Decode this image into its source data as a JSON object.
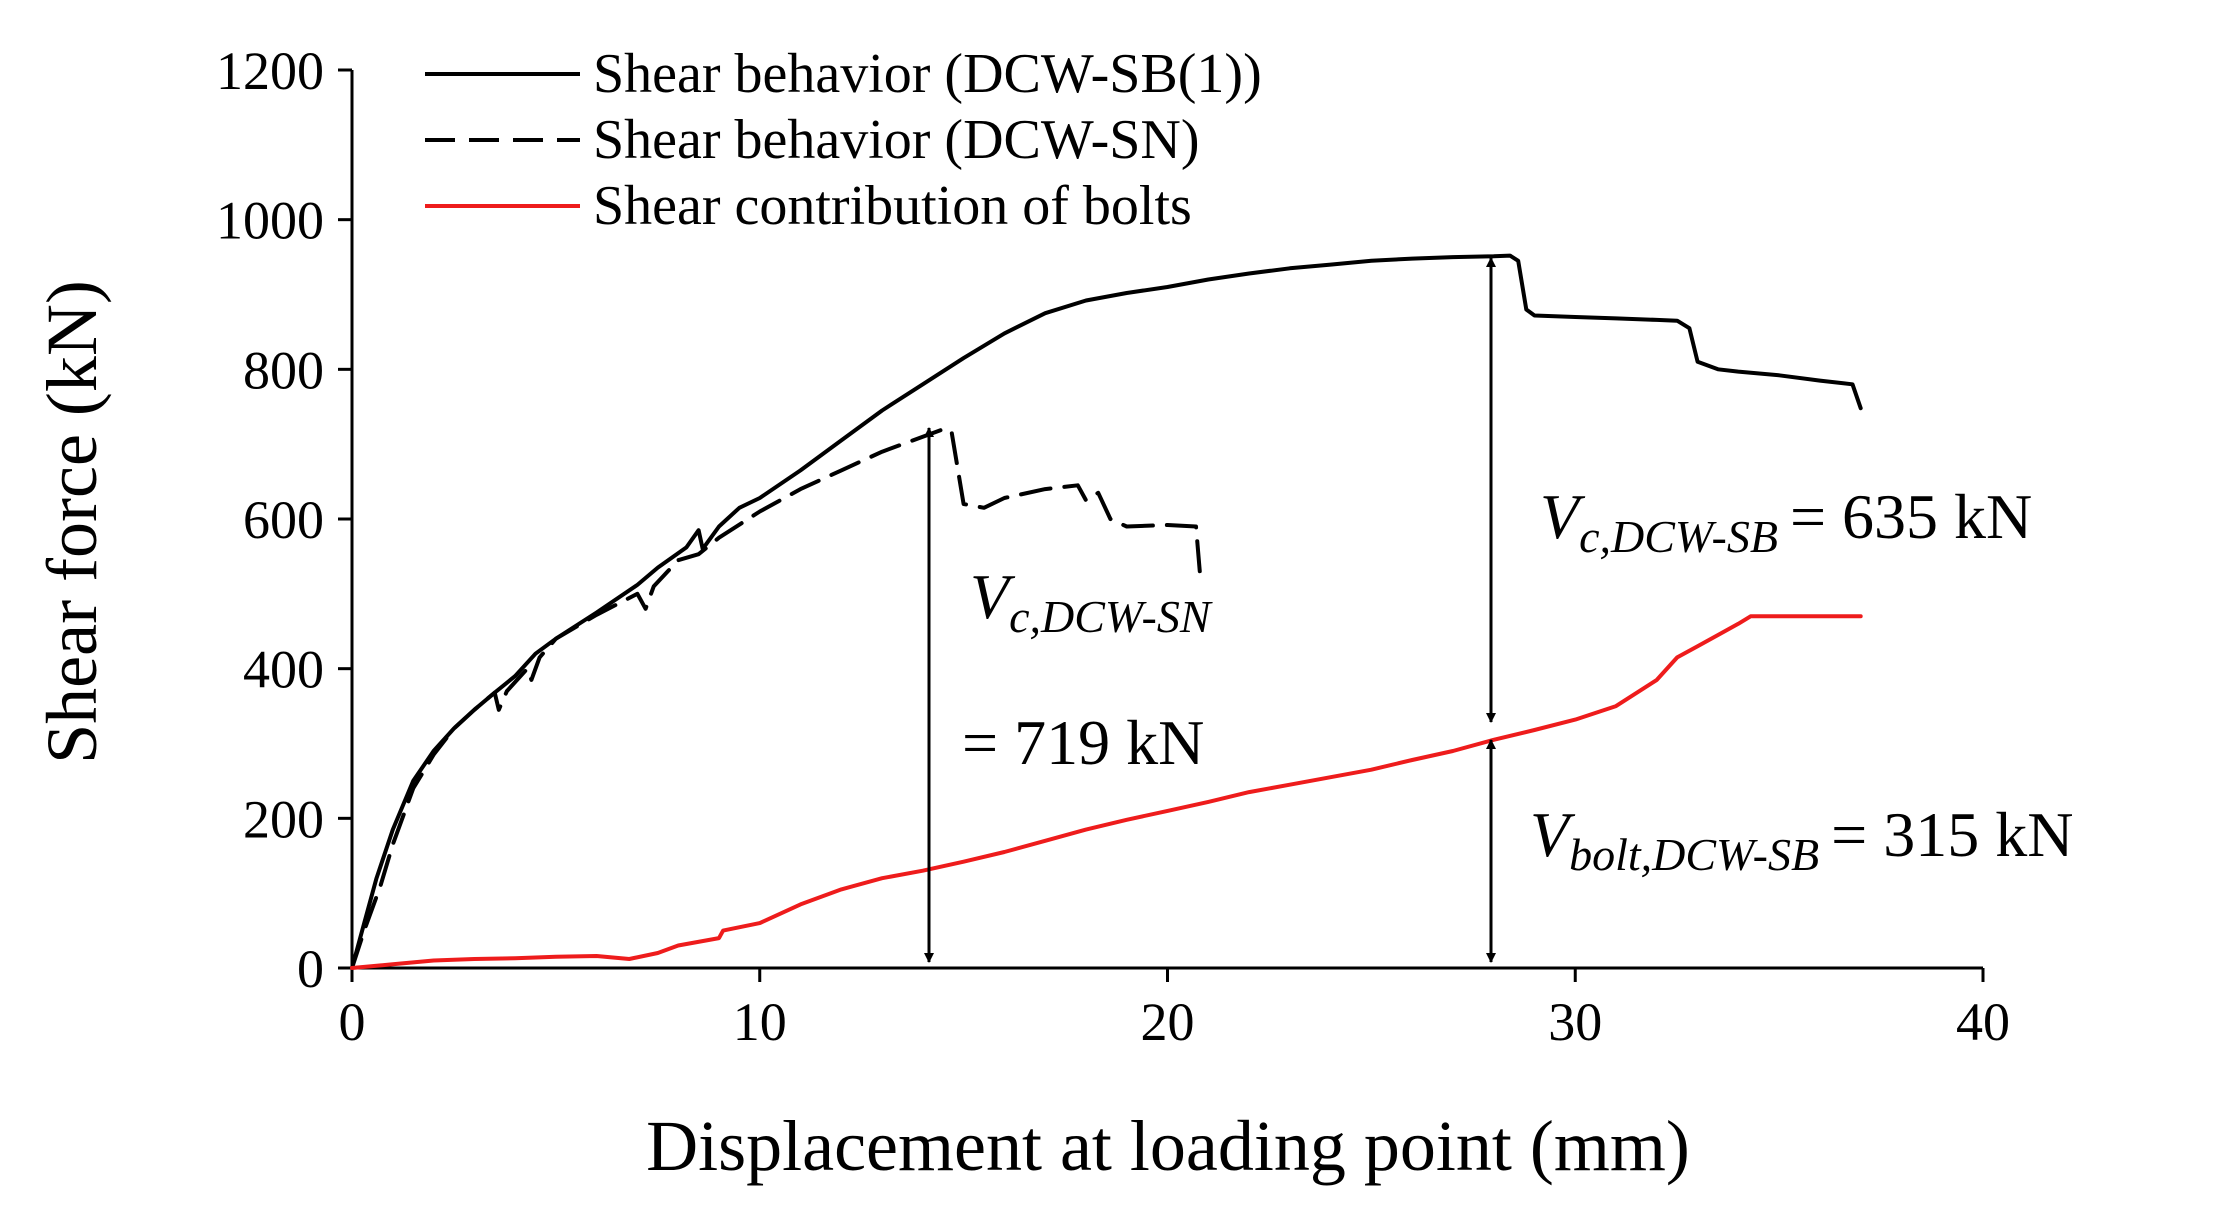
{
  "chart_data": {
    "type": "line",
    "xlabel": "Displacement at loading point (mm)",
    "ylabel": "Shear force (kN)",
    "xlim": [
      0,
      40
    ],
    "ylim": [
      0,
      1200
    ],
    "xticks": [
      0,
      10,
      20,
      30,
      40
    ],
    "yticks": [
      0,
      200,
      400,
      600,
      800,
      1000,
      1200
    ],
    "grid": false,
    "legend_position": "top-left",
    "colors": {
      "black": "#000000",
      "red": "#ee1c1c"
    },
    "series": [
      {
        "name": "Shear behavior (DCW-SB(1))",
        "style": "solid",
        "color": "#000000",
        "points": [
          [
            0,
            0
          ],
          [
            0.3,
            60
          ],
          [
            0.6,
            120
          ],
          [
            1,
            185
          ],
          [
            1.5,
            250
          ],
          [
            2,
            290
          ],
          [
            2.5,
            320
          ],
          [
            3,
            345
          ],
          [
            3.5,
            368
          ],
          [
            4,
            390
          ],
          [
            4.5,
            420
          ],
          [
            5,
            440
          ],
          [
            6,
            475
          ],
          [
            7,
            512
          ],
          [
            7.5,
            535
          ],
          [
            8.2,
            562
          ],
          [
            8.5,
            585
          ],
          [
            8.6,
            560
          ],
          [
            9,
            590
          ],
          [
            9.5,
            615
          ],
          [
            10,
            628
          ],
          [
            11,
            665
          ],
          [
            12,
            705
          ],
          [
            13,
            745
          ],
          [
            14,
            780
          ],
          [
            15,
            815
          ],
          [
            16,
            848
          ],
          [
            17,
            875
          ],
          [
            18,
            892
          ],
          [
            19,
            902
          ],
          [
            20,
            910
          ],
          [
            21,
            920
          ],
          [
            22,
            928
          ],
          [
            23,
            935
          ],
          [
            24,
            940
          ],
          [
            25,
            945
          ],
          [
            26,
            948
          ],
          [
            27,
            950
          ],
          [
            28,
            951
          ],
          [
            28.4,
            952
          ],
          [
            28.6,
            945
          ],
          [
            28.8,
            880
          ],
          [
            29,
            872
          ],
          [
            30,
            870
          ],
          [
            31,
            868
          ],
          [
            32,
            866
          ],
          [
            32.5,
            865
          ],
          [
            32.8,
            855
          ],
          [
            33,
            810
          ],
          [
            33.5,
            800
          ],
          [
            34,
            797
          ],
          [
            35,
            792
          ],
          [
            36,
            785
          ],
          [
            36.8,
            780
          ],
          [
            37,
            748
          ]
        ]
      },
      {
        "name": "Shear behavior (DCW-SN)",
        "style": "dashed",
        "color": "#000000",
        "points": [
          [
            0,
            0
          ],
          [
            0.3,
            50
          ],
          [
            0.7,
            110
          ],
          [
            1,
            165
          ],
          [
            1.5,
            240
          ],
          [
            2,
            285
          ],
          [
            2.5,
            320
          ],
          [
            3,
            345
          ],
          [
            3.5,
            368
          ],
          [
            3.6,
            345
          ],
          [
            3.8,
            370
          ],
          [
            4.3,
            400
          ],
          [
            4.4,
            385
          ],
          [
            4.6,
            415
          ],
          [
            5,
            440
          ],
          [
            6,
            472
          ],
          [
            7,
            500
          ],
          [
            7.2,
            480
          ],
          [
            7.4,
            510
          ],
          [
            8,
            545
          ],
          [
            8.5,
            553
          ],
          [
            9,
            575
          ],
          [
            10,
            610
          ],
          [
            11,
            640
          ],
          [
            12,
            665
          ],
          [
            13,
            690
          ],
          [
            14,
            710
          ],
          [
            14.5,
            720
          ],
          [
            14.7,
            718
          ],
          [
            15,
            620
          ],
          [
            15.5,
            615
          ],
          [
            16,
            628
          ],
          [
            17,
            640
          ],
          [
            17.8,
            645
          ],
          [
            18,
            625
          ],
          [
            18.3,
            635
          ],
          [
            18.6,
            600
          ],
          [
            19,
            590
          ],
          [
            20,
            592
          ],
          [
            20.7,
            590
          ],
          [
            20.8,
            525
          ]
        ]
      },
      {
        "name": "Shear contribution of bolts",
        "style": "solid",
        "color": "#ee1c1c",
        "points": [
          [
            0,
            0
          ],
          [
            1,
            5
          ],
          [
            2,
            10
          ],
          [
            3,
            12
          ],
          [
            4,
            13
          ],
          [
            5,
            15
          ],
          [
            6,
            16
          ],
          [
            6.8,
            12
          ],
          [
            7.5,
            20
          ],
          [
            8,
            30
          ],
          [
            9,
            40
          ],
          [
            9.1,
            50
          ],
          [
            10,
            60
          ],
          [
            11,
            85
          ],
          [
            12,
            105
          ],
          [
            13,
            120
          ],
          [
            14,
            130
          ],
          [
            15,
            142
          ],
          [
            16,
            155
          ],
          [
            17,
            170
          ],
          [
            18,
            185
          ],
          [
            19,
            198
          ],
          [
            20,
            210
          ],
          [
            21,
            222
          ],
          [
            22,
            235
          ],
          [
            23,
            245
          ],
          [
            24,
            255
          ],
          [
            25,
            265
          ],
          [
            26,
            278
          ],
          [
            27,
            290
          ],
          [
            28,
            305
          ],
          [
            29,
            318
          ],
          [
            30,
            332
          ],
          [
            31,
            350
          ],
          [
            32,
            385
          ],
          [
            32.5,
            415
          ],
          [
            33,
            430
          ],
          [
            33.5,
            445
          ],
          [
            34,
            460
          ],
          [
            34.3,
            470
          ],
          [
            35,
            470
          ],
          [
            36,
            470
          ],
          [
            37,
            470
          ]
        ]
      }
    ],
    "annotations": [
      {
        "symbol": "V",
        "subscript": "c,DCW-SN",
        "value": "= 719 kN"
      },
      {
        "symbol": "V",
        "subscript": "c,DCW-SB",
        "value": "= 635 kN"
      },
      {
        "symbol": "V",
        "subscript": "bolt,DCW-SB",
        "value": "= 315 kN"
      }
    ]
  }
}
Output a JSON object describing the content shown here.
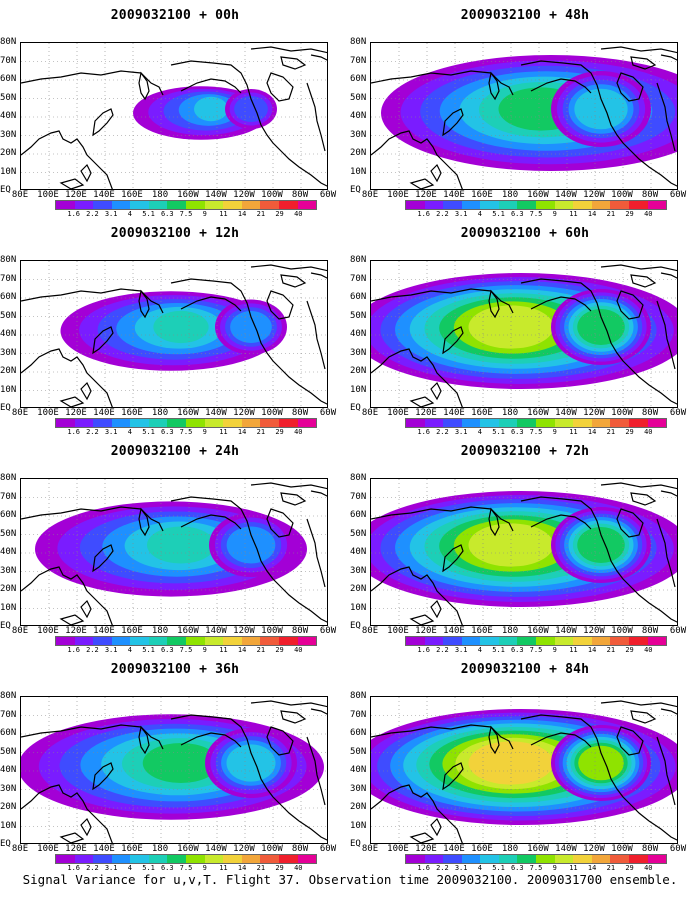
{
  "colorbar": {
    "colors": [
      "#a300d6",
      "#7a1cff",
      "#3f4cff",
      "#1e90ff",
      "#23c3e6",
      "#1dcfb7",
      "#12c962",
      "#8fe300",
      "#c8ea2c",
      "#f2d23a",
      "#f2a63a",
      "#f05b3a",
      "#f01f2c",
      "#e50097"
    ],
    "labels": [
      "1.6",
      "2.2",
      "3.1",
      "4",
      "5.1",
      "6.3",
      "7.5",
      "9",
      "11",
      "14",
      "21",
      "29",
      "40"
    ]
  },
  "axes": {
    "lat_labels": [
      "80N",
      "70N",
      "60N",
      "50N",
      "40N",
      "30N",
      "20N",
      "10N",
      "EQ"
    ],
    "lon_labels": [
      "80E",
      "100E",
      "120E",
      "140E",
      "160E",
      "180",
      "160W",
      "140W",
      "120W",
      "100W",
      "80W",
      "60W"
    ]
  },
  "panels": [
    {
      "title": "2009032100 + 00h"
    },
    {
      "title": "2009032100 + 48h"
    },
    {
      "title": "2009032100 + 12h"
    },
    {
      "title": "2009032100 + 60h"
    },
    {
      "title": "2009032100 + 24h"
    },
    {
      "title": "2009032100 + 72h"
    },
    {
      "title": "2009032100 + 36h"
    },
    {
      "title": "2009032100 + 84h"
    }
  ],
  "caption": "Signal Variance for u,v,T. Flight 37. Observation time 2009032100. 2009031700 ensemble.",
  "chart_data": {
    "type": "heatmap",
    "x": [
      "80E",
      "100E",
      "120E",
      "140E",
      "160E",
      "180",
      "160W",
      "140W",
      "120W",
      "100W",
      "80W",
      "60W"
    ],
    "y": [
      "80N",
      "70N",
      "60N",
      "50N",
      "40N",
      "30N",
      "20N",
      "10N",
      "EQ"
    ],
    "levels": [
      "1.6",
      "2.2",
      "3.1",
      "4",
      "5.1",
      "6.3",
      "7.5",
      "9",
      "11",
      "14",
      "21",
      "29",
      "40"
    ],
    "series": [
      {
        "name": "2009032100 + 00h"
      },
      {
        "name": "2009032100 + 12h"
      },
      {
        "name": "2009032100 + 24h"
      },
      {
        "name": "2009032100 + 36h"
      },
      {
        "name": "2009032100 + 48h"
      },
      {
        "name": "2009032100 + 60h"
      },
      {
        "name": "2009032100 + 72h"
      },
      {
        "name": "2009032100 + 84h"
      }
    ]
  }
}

__What you will do__.
Find every line above that contains the word "object", and return each one.

__Result below__.
Decode this image into its source data as a JSON object.
Output a JSON object describing the content shown here.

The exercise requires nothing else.